[Your objective] Can you transcribe every line exactly and leave the pictures behind?

[Input rows]
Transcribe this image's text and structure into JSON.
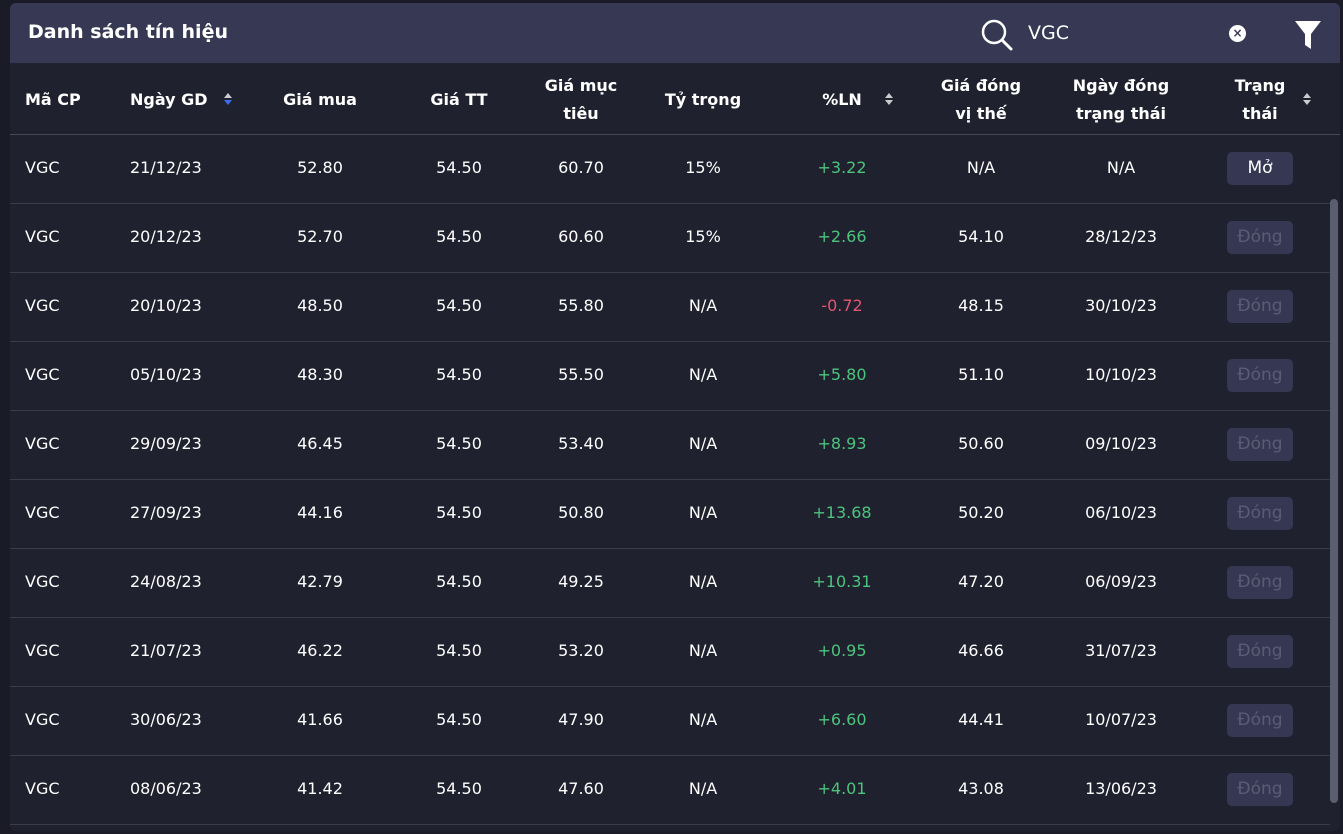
{
  "header": {
    "title": "Danh sách tín hiệu",
    "search_value": "VGC"
  },
  "columns": [
    "Mã CP",
    "Ngày GD",
    "Giá mua",
    "Giá TT",
    "Giá mục tiêu",
    "Tỷ trọng",
    "%LN",
    "Giá đóng vị thế",
    "Ngày đóng trạng thái",
    "Trạng thái"
  ],
  "column_lines": {
    "c4": [
      "Giá mục",
      "tiêu"
    ],
    "c7": [
      "Giá đóng",
      "vị thế"
    ],
    "c8": [
      "Ngày đóng",
      "trạng thái"
    ],
    "c9": [
      "Trạng",
      "thái"
    ]
  },
  "colors": {
    "positive": "#4cc47c",
    "negative": "#e0566e",
    "sort_active": "#3b6cf0"
  },
  "rows": [
    [
      "VGC",
      "21/12/23",
      "52.80",
      "54.50",
      "60.70",
      "15%",
      "+3.22",
      "N/A",
      "N/A",
      "Mở"
    ],
    [
      "VGC",
      "20/12/23",
      "52.70",
      "54.50",
      "60.60",
      "15%",
      "+2.66",
      "54.10",
      "28/12/23",
      "Đóng"
    ],
    [
      "VGC",
      "20/10/23",
      "48.50",
      "54.50",
      "55.80",
      "N/A",
      "-0.72",
      "48.15",
      "30/10/23",
      "Đóng"
    ],
    [
      "VGC",
      "05/10/23",
      "48.30",
      "54.50",
      "55.50",
      "N/A",
      "+5.80",
      "51.10",
      "10/10/23",
      "Đóng"
    ],
    [
      "VGC",
      "29/09/23",
      "46.45",
      "54.50",
      "53.40",
      "N/A",
      "+8.93",
      "50.60",
      "09/10/23",
      "Đóng"
    ],
    [
      "VGC",
      "27/09/23",
      "44.16",
      "54.50",
      "50.80",
      "N/A",
      "+13.68",
      "50.20",
      "06/10/23",
      "Đóng"
    ],
    [
      "VGC",
      "24/08/23",
      "42.79",
      "54.50",
      "49.25",
      "N/A",
      "+10.31",
      "47.20",
      "06/09/23",
      "Đóng"
    ],
    [
      "VGC",
      "21/07/23",
      "46.22",
      "54.50",
      "53.20",
      "N/A",
      "+0.95",
      "46.66",
      "31/07/23",
      "Đóng"
    ],
    [
      "VGC",
      "30/06/23",
      "41.66",
      "54.50",
      "47.90",
      "N/A",
      "+6.60",
      "44.41",
      "10/07/23",
      "Đóng"
    ],
    [
      "VGC",
      "08/06/23",
      "41.42",
      "54.50",
      "47.60",
      "N/A",
      "+4.01",
      "43.08",
      "13/06/23",
      "Đóng"
    ]
  ]
}
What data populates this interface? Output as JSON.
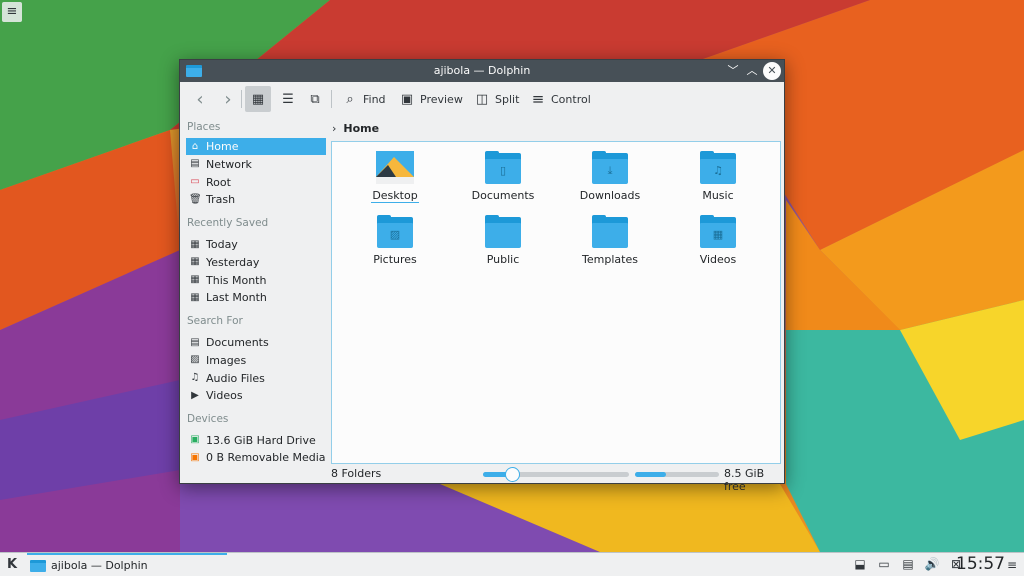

[Solution]
Transcribe this image's text and structure into JSON.
{
  "header": {
    "title": "Danh sách tín hiệu",
    "search_value": "VGC"
  },
  "columns": [
    "Mã CP",
    "Ngày GD",
    "Giá mua",
    "Giá TT",
    "Giá mục tiêu",
    "Tỷ trọng",
    "%LN",
    "Giá đóng vị thế",
    "Ngày đóng trạng thái",
    "Trạng thái"
  ],
  "column_lines": {
    "c4": [
      "Giá mục",
      "tiêu"
    ],
    "c7": [
      "Giá đóng",
      "vị thế"
    ],
    "c8": [
      "Ngày đóng",
      "trạng thái"
    ],
    "c9": [
      "Trạng",
      "thái"
    ]
  },
  "colors": {
    "positive": "#4cc47c",
    "negative": "#e0566e",
    "sort_active": "#3b6cf0"
  },
  "rows": [
    [
      "VGC",
      "21/12/23",
      "52.80",
      "54.50",
      "60.70",
      "15%",
      "+3.22",
      "N/A",
      "N/A",
      "Mở"
    ],
    [
      "VGC",
      "20/12/23",
      "52.70",
      "54.50",
      "60.60",
      "15%",
      "+2.66",
      "54.10",
      "28/12/23",
      "Đóng"
    ],
    [
      "VGC",
      "20/10/23",
      "48.50",
      "54.50",
      "55.80",
      "N/A",
      "-0.72",
      "48.15",
      "30/10/23",
      "Đóng"
    ],
    [
      "VGC",
      "05/10/23",
      "48.30",
      "54.50",
      "55.50",
      "N/A",
      "+5.80",
      "51.10",
      "10/10/23",
      "Đóng"
    ],
    [
      "VGC",
      "29/09/23",
      "46.45",
      "54.50",
      "53.40",
      "N/A",
      "+8.93",
      "50.60",
      "09/10/23",
      "Đóng"
    ],
    [
      "VGC",
      "27/09/23",
      "44.16",
      "54.50",
      "50.80",
      "N/A",
      "+13.68",
      "50.20",
      "06/10/23",
      "Đóng"
    ],
    [
      "VGC",
      "24/08/23",
      "42.79",
      "54.50",
      "49.25",
      "N/A",
      "+10.31",
      "47.20",
      "06/09/23",
      "Đóng"
    ],
    [
      "VGC",
      "21/07/23",
      "46.22",
      "54.50",
      "53.20",
      "N/A",
      "+0.95",
      "46.66",
      "31/07/23",
      "Đóng"
    ],
    [
      "VGC",
      "30/06/23",
      "41.66",
      "54.50",
      "47.90",
      "N/A",
      "+6.60",
      "44.41",
      "10/07/23",
      "Đóng"
    ],
    [
      "VGC",
      "08/06/23",
      "41.42",
      "54.50",
      "47.60",
      "N/A",
      "+4.01",
      "43.08",
      "13/06/23",
      "Đóng"
    ]
  ]
}
What data populates this interface? Output as JSON.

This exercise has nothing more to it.